▶ [EXERCISE]: Can you reproduce the stretch of items from the line containing "cell: 61.00* [582, 480, 668, 502]" through the line containing "gridline [531, 118, 532, 304]", swapping every "total-cell" for "sum-cell" and leaving all else unchanged? Return only those lines.
_ _ _ _ _
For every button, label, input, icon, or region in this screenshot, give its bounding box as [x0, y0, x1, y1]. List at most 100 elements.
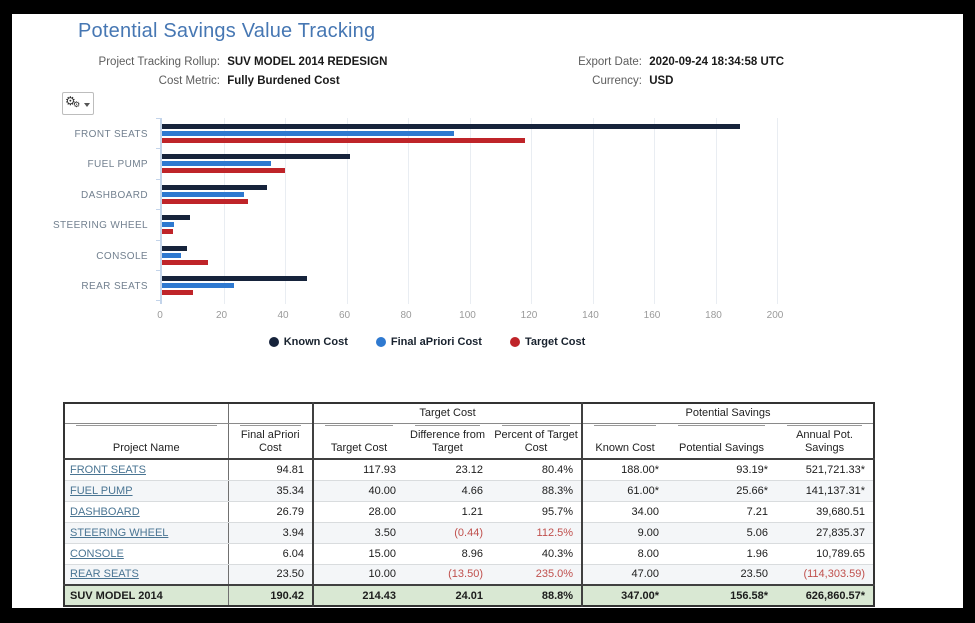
cell: 61.00* [582, 480, 668, 502]
total-cell: 88.8% [491, 584, 584, 606]
cell: 112.5% [491, 522, 584, 544]
cell: 47.00 [582, 564, 668, 586]
project-link[interactable]: DASHBOARD [70, 505, 140, 518]
project-link[interactable]: STEERING WHEEL [70, 526, 169, 539]
savings-table: Target Cost Potential Savings Project Name… [63, 402, 876, 607]
currency: Currency: USD [574, 75, 673, 91]
cell: 9.00 [582, 522, 668, 544]
y-axis-tick [156, 178, 160, 180]
gear-icon: ⚙ ⚙ [65, 94, 81, 109]
bar-known-cost [162, 245, 187, 251]
project-tracking-rollup: Project Tracking Rollup: SUV MODEL 2014 … [82, 56, 388, 72]
total-cell: 626,860.57* [776, 584, 875, 606]
cell: 117.93 [313, 459, 404, 481]
bar-known-cost [162, 154, 350, 160]
column-header-potential-savings: Potential Savings [667, 423, 777, 460]
total-cell: 24.01 [404, 584, 491, 606]
bar-target-cost [162, 138, 525, 143]
table-row: STEERING WHEEL 3.94 3.50 (0.44) 112.5% 9.00 5.… [64, 522, 875, 544]
category-label: FUEL PUMP [87, 159, 148, 171]
project-name-cell: CONSOLE [64, 543, 229, 565]
bar-final-apriori-cost [162, 191, 245, 197]
gridline [469, 118, 471, 304]
category-label: DASHBOARD [81, 189, 148, 201]
x-tick-label: 160 [643, 310, 661, 321]
table-row: REAR SEATS 23.50 10.00 (13.50) 235.0% 47.00 23… [64, 564, 875, 586]
total-cell: 214.43 [313, 584, 404, 606]
x-tick-label: 120 [520, 310, 538, 321]
cell: 235.0% [491, 564, 584, 586]
column-header-difference-from-target: Difference from Target [404, 423, 491, 460]
gridline [531, 118, 532, 304]
potential-savings-chart: FRONT SEATS FUEL PUMP DASHBOARD STEERING WH… [12, 118, 963, 368]
cell: 6.04 [228, 543, 314, 565]
rollup-label: Project Tracking Rollup: [98, 56, 220, 68]
y-axis-tick [156, 270, 160, 271]
y-axis-tick [156, 118, 160, 119]
cell: 39,680.51 [776, 501, 875, 523]
table-total-row: SUV MODEL 2014 190.42 214.43 24.01 88.8% 347.… [64, 584, 875, 606]
x-tick-label: 200 [766, 310, 784, 321]
category-label: REAR SEATS [81, 281, 148, 292]
x-tick-label: 0 [157, 310, 163, 321]
bar-target-cost [162, 290, 193, 295]
currency-value: USD [649, 75, 674, 87]
cell: 88.3% [491, 480, 584, 502]
project-name-cell: FRONT SEATS [64, 459, 229, 481]
project-name-cell: DASHBOARD [64, 501, 229, 523]
bar-target-cost [162, 259, 209, 265]
project-link[interactable]: FRONT SEATS [70, 463, 146, 476]
y-axis-tick [156, 148, 160, 150]
project-link[interactable]: CONSOLE [70, 547, 124, 560]
y-axis-tick [156, 209, 160, 211]
legend-label: Final aPriori Cost [390, 336, 482, 348]
group-header-potential-savings: Potential Savings [582, 403, 875, 424]
cell: 27,835.37 [776, 522, 875, 544]
group-header-target-cost: Target Cost [313, 403, 584, 424]
total-cell: 347.00* [582, 584, 668, 606]
cost-metric-label: Cost Metric: [158, 75, 220, 87]
cell: 28.00 [313, 501, 404, 523]
cell: 8.96 [404, 543, 491, 565]
plot-area [156, 118, 778, 304]
legend-dot-icon [375, 337, 386, 347]
table-row: DASHBOARD 26.79 28.00 1.21 95.7% 34.00 7.21 39,… [64, 501, 875, 523]
cell: 521,721.33* [776, 459, 875, 481]
cell: 23.50 [667, 564, 777, 586]
category-label: CONSOLE [96, 250, 148, 262]
legend-dot-icon [268, 337, 279, 347]
rollup-value: SUV MODEL 2014 REDESIGN [227, 56, 388, 68]
legend-item: Target Cost [509, 336, 585, 348]
cell: 3.50 [313, 522, 404, 544]
gridline [223, 118, 225, 304]
bar-final-apriori-cost [162, 161, 271, 167]
total-cell: 190.42 [228, 584, 314, 606]
cell: 8.00 [582, 543, 668, 565]
gridline [346, 118, 348, 304]
report-page: Potential Savings Value Tracking Project… [12, 14, 963, 608]
y-axis-tick [156, 300, 160, 302]
bar-known-cost [162, 276, 307, 281]
x-tick-label: 60 [338, 310, 351, 321]
column-header-known-cost: Known Cost [582, 423, 668, 460]
chevron-down-icon [84, 103, 90, 107]
cost-metric: Cost Metric: Fully Burdened Cost [82, 75, 340, 91]
project-link[interactable]: REAR SEATS [70, 568, 139, 581]
gridline [777, 118, 778, 304]
cell: 93.19* [667, 459, 777, 481]
cell: 10,789.65 [776, 543, 875, 565]
y-axis-tick [156, 239, 160, 241]
legend-dot-icon [509, 337, 520, 347]
project-link[interactable]: FUEL PUMP [70, 484, 133, 497]
bar-known-cost [162, 124, 741, 129]
legend-label: Known Cost [283, 336, 348, 348]
gridline [715, 118, 717, 304]
chart-settings-button[interactable]: ⚙ ⚙ [62, 92, 94, 115]
export-date-value: 2020-09-24 18:34:58 UTC [649, 56, 785, 68]
table-row: CONSOLE 6.04 15.00 8.96 40.3% 8.00 1.96 10,789.… [64, 543, 875, 565]
table-row: FUEL PUMP 35.34 40.00 4.66 88.3% 61.00* 25.66*… [64, 480, 875, 502]
column-header-percent-of-target-cost: Percent of Target Cost [491, 423, 584, 460]
chart-legend: Known Cost Final aPriori Cost Target Cost [12, 336, 842, 348]
x-tick-label: 140 [582, 310, 599, 321]
cell: (13.50) [404, 564, 491, 586]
_ _ _ _ _
▶ [ANSWER TO THE TASK]:
cell: 61.00* [582, 480, 668, 502]
sum-cell: 88.8% [491, 584, 584, 606]
cell: 112.5% [491, 522, 584, 544]
cell: 47.00 [582, 564, 668, 586]
project-link[interactable]: DASHBOARD [70, 505, 140, 518]
project-link[interactable]: STEERING WHEEL [70, 526, 169, 539]
savings-table: Target Cost Potential Savings Project Name… [63, 402, 876, 607]
currency: Currency: USD [574, 75, 673, 91]
cell: 9.00 [582, 522, 668, 544]
y-axis-tick [156, 178, 160, 180]
gear-icon: ⚙ ⚙ [65, 94, 81, 109]
bar-known-cost [162, 245, 187, 251]
project-tracking-rollup: Project Tracking Rollup: SUV MODEL 2014 … [82, 56, 388, 72]
sum-cell: 626,860.57* [776, 584, 875, 606]
cell: 117.93 [313, 459, 404, 481]
bar-known-cost [162, 154, 350, 160]
column-header-potential-savings: Potential Savings [667, 423, 777, 460]
sum-cell: 24.01 [404, 584, 491, 606]
bar-target-cost [162, 138, 525, 143]
table-row: STEERING WHEEL 3.94 3.50 (0.44) 112.5% 9.00 5.… [64, 522, 875, 544]
category-label: FUEL PUMP [87, 159, 148, 171]
project-name-cell: CONSOLE [64, 543, 229, 565]
bar-final-apriori-cost [162, 191, 245, 197]
gridline [469, 118, 471, 304]
category-label: DASHBOARD [81, 189, 148, 201]
x-tick-label: 160 [643, 310, 661, 321]
table-row: REAR SEATS 23.50 10.00 (13.50) 235.0% 47.00 23… [64, 564, 875, 586]
sum-cell: 214.43 [313, 584, 404, 606]
x-tick-label: 120 [520, 310, 538, 321]
cell: 235.0% [491, 564, 584, 586]
column-header-difference-from-target: Difference from Target [404, 423, 491, 460]
gridline [531, 118, 532, 304]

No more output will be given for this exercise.